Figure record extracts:
:::

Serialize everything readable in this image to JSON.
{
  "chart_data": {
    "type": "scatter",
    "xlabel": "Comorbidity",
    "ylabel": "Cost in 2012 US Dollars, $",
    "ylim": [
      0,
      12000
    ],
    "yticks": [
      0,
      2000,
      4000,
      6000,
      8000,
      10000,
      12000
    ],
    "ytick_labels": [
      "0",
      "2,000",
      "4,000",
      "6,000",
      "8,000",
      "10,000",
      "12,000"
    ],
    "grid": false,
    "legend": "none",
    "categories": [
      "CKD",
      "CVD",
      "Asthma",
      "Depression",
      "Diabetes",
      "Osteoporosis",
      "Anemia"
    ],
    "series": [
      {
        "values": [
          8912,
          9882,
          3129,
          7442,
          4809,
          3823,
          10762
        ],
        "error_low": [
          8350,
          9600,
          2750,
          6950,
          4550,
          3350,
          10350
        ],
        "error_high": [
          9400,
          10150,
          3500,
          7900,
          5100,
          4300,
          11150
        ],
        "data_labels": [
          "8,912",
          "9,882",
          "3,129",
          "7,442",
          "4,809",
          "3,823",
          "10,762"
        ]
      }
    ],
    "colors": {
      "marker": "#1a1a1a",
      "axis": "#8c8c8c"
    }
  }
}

:::

What the exercise asks
Reproduce the entire listing word for word.

Solution for this task
Serialize everything readable in this image to JSON.
{
  "chart_data": {
    "type": "scatter",
    "xlabel": "Comorbidity",
    "ylabel": "Cost in 2012 US Dollars, $",
    "ylim": [
      0,
      12000
    ],
    "yticks": [
      0,
      2000,
      4000,
      6000,
      8000,
      10000,
      12000
    ],
    "ytick_labels": [
      "0",
      "2,000",
      "4,000",
      "6,000",
      "8,000",
      "10,000",
      "12,000"
    ],
    "grid": false,
    "legend": "none",
    "categories": [
      "CKD",
      "CVD",
      "Asthma",
      "Depression",
      "Diabetes",
      "Osteoporosis",
      "Anemia"
    ],
    "series": [
      {
        "values": [
          8912,
          9882,
          3129,
          7442,
          4809,
          3823,
          10762
        ],
        "error_low": [
          8350,
          9600,
          2750,
          6950,
          4550,
          3350,
          10350
        ],
        "error_high": [
          9400,
          10150,
          3500,
          7900,
          5100,
          4300,
          11150
        ],
        "data_labels": [
          "8,912",
          "9,882",
          "3,129",
          "7,442",
          "4,809",
          "3,823",
          "10,762"
        ]
      }
    ],
    "colors": {
      "marker": "#1a1a1a",
      "axis": "#8c8c8c"
    }
  }
}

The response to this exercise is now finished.